#### [Given problem]
Without omitting anything, retype the data that follows.

--- start of Dataset records ---

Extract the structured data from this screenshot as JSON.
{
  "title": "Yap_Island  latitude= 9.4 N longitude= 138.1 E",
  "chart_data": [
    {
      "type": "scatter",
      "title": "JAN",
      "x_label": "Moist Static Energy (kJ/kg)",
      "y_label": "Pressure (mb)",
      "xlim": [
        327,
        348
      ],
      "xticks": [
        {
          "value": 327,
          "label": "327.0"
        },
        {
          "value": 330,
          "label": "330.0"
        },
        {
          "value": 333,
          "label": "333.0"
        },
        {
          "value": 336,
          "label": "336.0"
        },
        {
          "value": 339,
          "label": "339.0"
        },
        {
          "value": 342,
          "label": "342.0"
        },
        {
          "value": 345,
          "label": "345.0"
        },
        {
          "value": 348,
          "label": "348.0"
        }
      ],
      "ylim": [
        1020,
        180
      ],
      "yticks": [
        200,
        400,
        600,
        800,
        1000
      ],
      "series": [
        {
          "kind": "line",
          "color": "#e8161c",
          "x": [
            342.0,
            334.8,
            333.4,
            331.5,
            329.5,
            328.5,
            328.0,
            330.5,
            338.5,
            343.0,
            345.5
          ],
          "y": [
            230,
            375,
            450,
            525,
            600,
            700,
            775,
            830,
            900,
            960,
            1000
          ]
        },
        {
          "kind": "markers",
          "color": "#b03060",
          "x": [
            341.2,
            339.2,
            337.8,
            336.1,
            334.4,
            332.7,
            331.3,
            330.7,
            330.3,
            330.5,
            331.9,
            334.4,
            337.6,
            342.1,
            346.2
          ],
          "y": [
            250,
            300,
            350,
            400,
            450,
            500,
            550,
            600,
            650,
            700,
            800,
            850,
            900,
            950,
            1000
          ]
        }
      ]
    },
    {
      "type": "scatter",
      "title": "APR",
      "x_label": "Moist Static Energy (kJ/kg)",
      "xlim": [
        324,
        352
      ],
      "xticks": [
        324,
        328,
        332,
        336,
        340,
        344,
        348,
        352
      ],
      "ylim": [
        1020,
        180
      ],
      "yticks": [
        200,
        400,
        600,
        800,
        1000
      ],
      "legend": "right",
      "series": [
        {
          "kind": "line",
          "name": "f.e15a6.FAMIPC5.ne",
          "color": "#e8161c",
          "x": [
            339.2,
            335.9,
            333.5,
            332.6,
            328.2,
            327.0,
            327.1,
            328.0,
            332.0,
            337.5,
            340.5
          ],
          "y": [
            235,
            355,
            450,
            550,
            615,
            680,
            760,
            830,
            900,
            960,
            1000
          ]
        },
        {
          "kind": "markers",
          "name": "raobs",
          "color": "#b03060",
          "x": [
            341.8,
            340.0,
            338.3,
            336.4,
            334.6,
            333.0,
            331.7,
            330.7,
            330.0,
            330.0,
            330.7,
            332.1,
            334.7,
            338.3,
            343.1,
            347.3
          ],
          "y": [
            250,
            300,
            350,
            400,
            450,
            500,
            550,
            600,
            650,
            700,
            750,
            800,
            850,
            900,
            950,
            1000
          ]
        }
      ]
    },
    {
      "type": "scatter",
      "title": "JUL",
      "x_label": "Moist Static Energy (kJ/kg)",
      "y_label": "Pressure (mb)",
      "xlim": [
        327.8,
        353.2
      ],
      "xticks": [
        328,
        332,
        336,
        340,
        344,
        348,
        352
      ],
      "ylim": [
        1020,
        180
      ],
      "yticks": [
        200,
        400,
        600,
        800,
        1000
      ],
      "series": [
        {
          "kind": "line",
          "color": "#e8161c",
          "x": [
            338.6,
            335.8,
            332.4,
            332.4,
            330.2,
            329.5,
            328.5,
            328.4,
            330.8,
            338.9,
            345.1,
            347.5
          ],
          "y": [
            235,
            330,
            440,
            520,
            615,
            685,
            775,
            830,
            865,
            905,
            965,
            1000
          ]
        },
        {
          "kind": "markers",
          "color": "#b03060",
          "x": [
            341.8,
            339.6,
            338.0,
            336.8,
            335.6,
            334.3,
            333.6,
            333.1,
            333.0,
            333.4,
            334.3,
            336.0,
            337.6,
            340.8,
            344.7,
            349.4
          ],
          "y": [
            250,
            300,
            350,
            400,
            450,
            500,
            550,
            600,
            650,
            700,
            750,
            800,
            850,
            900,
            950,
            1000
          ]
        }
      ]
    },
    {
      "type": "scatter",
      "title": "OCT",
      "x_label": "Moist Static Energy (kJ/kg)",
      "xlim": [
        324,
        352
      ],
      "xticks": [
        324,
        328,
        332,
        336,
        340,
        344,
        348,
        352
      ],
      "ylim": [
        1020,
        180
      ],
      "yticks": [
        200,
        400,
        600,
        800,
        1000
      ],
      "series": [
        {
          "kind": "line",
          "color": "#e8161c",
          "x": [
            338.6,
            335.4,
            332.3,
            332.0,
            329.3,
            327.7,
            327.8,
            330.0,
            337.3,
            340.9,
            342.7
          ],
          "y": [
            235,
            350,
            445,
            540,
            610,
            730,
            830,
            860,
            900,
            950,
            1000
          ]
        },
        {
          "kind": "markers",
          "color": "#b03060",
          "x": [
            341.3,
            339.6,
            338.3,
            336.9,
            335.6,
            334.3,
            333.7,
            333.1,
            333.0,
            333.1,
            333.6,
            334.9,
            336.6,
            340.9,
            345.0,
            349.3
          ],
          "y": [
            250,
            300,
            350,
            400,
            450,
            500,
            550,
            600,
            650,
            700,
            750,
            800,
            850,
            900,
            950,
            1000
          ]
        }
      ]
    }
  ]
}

--- end of Dataset records ---

#### [Output]
Extract the structured data from this screenshot as JSON.
{
  "title": "Yap_Island  latitude= 9.4 N longitude= 138.1 E",
  "chart_data": [
    {
      "type": "scatter",
      "title": "JAN",
      "x_label": "Moist Static Energy (kJ/kg)",
      "y_label": "Pressure (mb)",
      "xlim": [
        327,
        348
      ],
      "xticks": [
        {
          "value": 327,
          "label": "327.0"
        },
        {
          "value": 330,
          "label": "330.0"
        },
        {
          "value": 333,
          "label": "333.0"
        },
        {
          "value": 336,
          "label": "336.0"
        },
        {
          "value": 339,
          "label": "339.0"
        },
        {
          "value": 342,
          "label": "342.0"
        },
        {
          "value": 345,
          "label": "345.0"
        },
        {
          "value": 348,
          "label": "348.0"
        }
      ],
      "ylim": [
        1020,
        180
      ],
      "yticks": [
        200,
        400,
        600,
        800,
        1000
      ],
      "series": [
        {
          "kind": "line",
          "color": "#e8161c",
          "x": [
            342.0,
            334.8,
            333.4,
            331.5,
            329.5,
            328.5,
            328.0,
            330.5,
            338.5,
            343.0,
            345.5
          ],
          "y": [
            230,
            375,
            450,
            525,
            600,
            700,
            775,
            830,
            900,
            960,
            1000
          ]
        },
        {
          "kind": "markers",
          "color": "#b03060",
          "x": [
            341.2,
            339.2,
            337.8,
            336.1,
            334.4,
            332.7,
            331.3,
            330.7,
            330.3,
            330.5,
            331.9,
            334.4,
            337.6,
            342.1,
            346.2
          ],
          "y": [
            250,
            300,
            350,
            400,
            450,
            500,
            550,
            600,
            650,
            700,
            800,
            850,
            900,
            950,
            1000
          ]
        }
      ]
    },
    {
      "type": "scatter",
      "title": "APR",
      "x_label": "Moist Static Energy (kJ/kg)",
      "xlim": [
        324,
        352
      ],
      "xticks": [
        324,
        328,
        332,
        336,
        340,
        344,
        348,
        352
      ],
      "ylim": [
        1020,
        180
      ],
      "yticks": [
        200,
        400,
        600,
        800,
        1000
      ],
      "legend": "right",
      "series": [
        {
          "kind": "line",
          "name": "f.e15a6.FAMIPC5.ne",
          "color": "#e8161c",
          "x": [
            339.2,
            335.9,
            333.5,
            332.6,
            328.2,
            327.0,
            327.1,
            328.0,
            332.0,
            337.5,
            340.5
          ],
          "y": [
            235,
            355,
            450,
            550,
            615,
            680,
            760,
            830,
            900,
            960,
            1000
          ]
        },
        {
          "kind": "markers",
          "name": "raobs",
          "color": "#b03060",
          "x": [
            341.8,
            340.0,
            338.3,
            336.4,
            334.6,
            333.0,
            331.7,
            330.7,
            330.0,
            330.0,
            330.7,
            332.1,
            334.7,
            338.3,
            343.1,
            347.3
          ],
          "y": [
            250,
            300,
            350,
            400,
            450,
            500,
            550,
            600,
            650,
            700,
            750,
            800,
            850,
            900,
            950,
            1000
          ]
        }
      ]
    },
    {
      "type": "scatter",
      "title": "JUL",
      "x_label": "Moist Static Energy (kJ/kg)",
      "y_label": "Pressure (mb)",
      "xlim": [
        327.8,
        353.2
      ],
      "xticks": [
        328,
        332,
        336,
        340,
        344,
        348,
        352
      ],
      "ylim": [
        1020,
        180
      ],
      "yticks": [
        200,
        400,
        600,
        800,
        1000
      ],
      "series": [
        {
          "kind": "line",
          "color": "#e8161c",
          "x": [
            338.6,
            335.8,
            332.4,
            332.4,
            330.2,
            329.5,
            328.5,
            328.4,
            330.8,
            338.9,
            345.1,
            347.5
          ],
          "y": [
            235,
            330,
            440,
            520,
            615,
            685,
            775,
            830,
            865,
            905,
            965,
            1000
          ]
        },
        {
          "kind": "markers",
          "color": "#b03060",
          "x": [
            341.8,
            339.6,
            338.0,
            336.8,
            335.6,
            334.3,
            333.6,
            333.1,
            333.0,
            333.4,
            334.3,
            336.0,
            337.6,
            340.8,
            344.7,
            349.4
          ],
          "y": [
            250,
            300,
            350,
            400,
            450,
            500,
            550,
            600,
            650,
            700,
            750,
            800,
            850,
            900,
            950,
            1000
          ]
        }
      ]
    },
    {
      "type": "scatter",
      "title": "OCT",
      "x_label": "Moist Static Energy (kJ/kg)",
      "xlim": [
        324,
        352
      ],
      "xticks": [
        324,
        328,
        332,
        336,
        340,
        344,
        348,
        352
      ],
      "ylim": [
        1020,
        180
      ],
      "yticks": [
        200,
        400,
        600,
        800,
        1000
      ],
      "series": [
        {
          "kind": "line",
          "color": "#e8161c",
          "x": [
            338.6,
            335.4,
            332.3,
            332.0,
            329.3,
            327.7,
            327.8,
            330.0,
            337.3,
            340.9,
            342.7
          ],
          "y": [
            235,
            350,
            445,
            540,
            610,
            730,
            830,
            860,
            900,
            950,
            1000
          ]
        },
        {
          "kind": "markers",
          "color": "#b03060",
          "x": [
            341.3,
            339.6,
            338.3,
            336.9,
            335.6,
            334.3,
            333.7,
            333.1,
            333.0,
            333.1,
            333.6,
            334.9,
            336.6,
            340.9,
            345.0,
            349.3
          ],
          "y": [
            250,
            300,
            350,
            400,
            450,
            500,
            550,
            600,
            650,
            700,
            750,
            800,
            850,
            900,
            950,
            1000
          ]
        }
      ]
    }
  ]
}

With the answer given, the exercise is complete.